# PASSAGE PROVIDED
[BEGIN]

Bayesian modeling and FDR correction Question
Assume that we have 2 experiments, each of which yields $N$ observations. We label them $(c_1^i,\ldots,c_N^i)$ with $i=1,2$. Each observation is a positive integer, and can be modeled as a Poisson variate. We wish to know where the two experiments disagree.
Assume further that in the classical context, the appropriate analysis for this experiment would be to


*

*Perform a rate ratio test on all pairs of observations, asking whether $c_i^1$ and $c_i^2$ have the same Poisson rate ($\mathcal{H}_0$) or not ($\mathcal{H}_1$)

*Perform a FDR (Benjamin-Hochberg) correction on the $p$-values to account for multiple testing

*Select those pairs with $q<0.05$


I would like to know what is the Bayesian take on this, in particular at step 2.
Ideas


*

*I have pursued a model comparison approach, but am stuck at step 2


First, I write the probability for two observations and one rate, model $M_1$: 
$$p(M_1|c_i^1,c_i^2) = \int \text{d}\lambda p(c_i^1,c_i^2|\lambda)p(\lambda)$$
Or two rates, model $M_2$:
$$p(M_2|c_i^1,c_i^2) = \int \text{d}\lambda_1\text{d}\lambda_2 p(c_i^1|\lambda_1)p(c_i^2|\lambda_2)p(\lambda_1)p(\lambda_2)$$
I use a proper prior for $p(\lambda)$, which I don't want to discuss here.
Then, I compute the Bayes factor for these two models: $K_i = p(M_2|c_i^j)/p(M_1|c_i^j)$ assuming equal prior odds. The Bayes factor for all observations then factorizes into the individual pairs: $K=K_1\cdots K_N$
Now, the big question, is how do we assign most probable models to each pair?
a) Maximize K, e.g. give 1 rate to points for which $K_i<1$ and 2 rates to the others. To me, this sounds like no $p$-value correction for multiple testing, i.e. a bad idea.
b) Seek a combination to reach, say, $K\simeq 3$. But how do I do that? That sounds much closer to FDR to me.


*

*Write down the posterior probability of one rate being larger than the other, and use this probability in a setting similar to the definition of a $p$-value. I did not try this yet but thought I could write it here.

 A: I am not sure to fully answer your question but think that the following can help.

[END]

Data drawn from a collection
[BEGIN]

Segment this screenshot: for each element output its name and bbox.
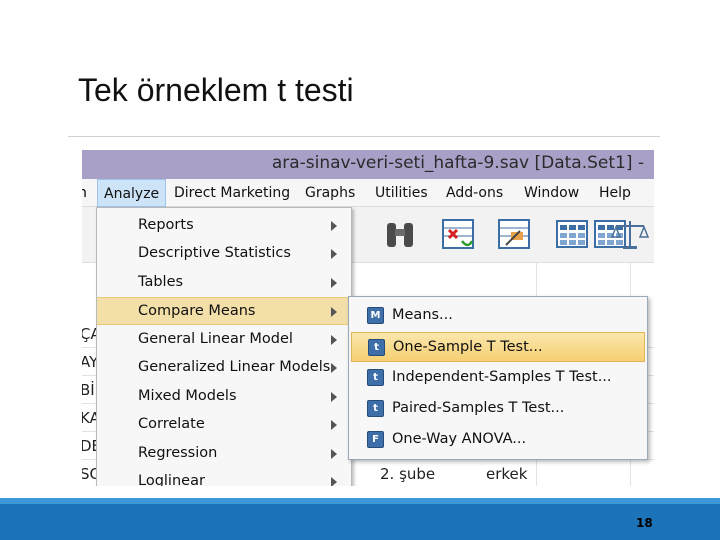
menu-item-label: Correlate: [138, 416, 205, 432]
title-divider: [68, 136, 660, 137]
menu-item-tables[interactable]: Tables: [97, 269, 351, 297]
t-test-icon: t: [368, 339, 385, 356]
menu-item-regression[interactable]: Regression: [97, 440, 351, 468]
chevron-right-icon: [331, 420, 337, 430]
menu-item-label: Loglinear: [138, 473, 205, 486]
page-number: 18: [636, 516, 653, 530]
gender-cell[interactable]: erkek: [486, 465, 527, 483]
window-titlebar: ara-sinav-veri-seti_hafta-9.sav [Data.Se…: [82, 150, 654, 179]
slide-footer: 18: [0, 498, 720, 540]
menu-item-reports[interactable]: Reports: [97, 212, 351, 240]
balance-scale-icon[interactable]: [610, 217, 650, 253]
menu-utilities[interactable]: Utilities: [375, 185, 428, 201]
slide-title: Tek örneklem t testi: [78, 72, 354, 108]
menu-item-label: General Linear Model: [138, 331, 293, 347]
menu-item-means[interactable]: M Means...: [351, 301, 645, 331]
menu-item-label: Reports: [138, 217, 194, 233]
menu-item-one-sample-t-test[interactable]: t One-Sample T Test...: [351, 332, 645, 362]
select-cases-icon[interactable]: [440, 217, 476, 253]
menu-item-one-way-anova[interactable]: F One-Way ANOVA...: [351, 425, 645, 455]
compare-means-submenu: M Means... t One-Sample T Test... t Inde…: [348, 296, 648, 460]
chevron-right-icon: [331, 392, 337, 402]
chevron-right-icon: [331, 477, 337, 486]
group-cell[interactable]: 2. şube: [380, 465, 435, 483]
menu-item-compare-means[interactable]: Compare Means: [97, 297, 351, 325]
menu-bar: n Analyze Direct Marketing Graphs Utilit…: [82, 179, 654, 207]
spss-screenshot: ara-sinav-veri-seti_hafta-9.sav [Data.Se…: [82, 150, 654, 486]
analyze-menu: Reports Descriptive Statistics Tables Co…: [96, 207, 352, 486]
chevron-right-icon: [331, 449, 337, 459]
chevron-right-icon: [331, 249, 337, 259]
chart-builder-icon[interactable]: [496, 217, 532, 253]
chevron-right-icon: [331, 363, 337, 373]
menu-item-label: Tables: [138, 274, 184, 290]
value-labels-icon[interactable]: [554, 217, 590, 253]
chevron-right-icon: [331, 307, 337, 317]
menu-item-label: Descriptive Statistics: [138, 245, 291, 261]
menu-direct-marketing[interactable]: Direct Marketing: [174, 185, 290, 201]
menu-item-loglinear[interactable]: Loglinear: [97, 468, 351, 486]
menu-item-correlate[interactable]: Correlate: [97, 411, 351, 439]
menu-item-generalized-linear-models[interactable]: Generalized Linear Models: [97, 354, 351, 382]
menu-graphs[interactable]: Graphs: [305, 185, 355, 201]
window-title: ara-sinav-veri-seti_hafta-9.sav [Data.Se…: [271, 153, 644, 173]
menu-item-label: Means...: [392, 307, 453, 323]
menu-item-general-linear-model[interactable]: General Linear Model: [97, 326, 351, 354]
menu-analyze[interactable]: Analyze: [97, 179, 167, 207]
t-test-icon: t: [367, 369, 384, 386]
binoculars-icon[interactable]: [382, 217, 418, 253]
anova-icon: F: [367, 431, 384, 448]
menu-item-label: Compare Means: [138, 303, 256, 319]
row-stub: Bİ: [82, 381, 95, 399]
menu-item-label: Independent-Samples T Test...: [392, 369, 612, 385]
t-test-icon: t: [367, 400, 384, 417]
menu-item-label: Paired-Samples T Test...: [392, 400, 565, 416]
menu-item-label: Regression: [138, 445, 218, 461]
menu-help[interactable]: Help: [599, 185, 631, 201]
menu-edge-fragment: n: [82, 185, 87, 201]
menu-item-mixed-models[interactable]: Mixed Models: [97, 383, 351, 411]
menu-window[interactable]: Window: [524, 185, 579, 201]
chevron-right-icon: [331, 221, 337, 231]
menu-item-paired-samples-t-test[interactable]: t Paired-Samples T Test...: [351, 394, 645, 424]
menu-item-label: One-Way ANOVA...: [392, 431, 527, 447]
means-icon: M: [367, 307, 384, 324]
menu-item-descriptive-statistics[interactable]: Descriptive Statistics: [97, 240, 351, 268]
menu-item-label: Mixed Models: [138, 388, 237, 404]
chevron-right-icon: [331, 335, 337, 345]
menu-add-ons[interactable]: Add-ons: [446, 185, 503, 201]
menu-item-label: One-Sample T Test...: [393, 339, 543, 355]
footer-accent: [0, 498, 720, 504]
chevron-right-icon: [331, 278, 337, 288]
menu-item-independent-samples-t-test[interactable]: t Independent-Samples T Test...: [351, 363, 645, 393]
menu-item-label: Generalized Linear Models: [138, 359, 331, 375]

[END]

# EXERCISE TASK
Go on with the thread on Bayesian modeling and FDR correction, writing the answer that its final sentence introduces.

# TASK RESPONSE
What you can try is to a design multilevel model including a partial pooling of the $\lambda_i$ by considering for example:
$$ \begin{align} c_i &\sim P(\lambda_i) \\ λ_i &\sim Gamma(a,b) \\ a &\sim \text{Find a good prior here} \\ b &\sim findTheGoodPriorHere \end{align}$$
Or another possibility:
$$\begin{align} c_i &\sim P(\lambda_i). \\ log(\lambda_i) &=\alpha + \theta_i \\ \mbox{with } \theta_i &\sim N(0,\sigma^2) \\ \alpha &\sim u_{R} \\ \sigma &\sim gamma(\epsilon,\epsilon) \end{align}$$
or any other suitable pooling, so that the margin posterior for the $\lambda_i$:
$$
p(\lambda_i|(c_j)_{j=1:N}) \propto \int_{R}[ p(c_i|\lambda_i) p(\lambda_i|\beta) d\beta ] \cdot \prod_{j\ne i} [\int_{R^+} \int_{R} p(c_j|\lambda_j) p(\lambda_j|\beta) d\beta  d\lambda_j]
$$
(calling for generality $\beta$ the hyperparameter of $p(\lambda_j|\beta)$)
are no longer independant each other (because the hyperparameter $\beta$ is common to all the $\lambda_i$) and does no more result in independent inferences/comparisons (while this needs a dedicated discussion e.g. Why don't Bayesian methods require multiple testing corrections?).
The important question is  weither or not the partial pooling model is suitable for your design.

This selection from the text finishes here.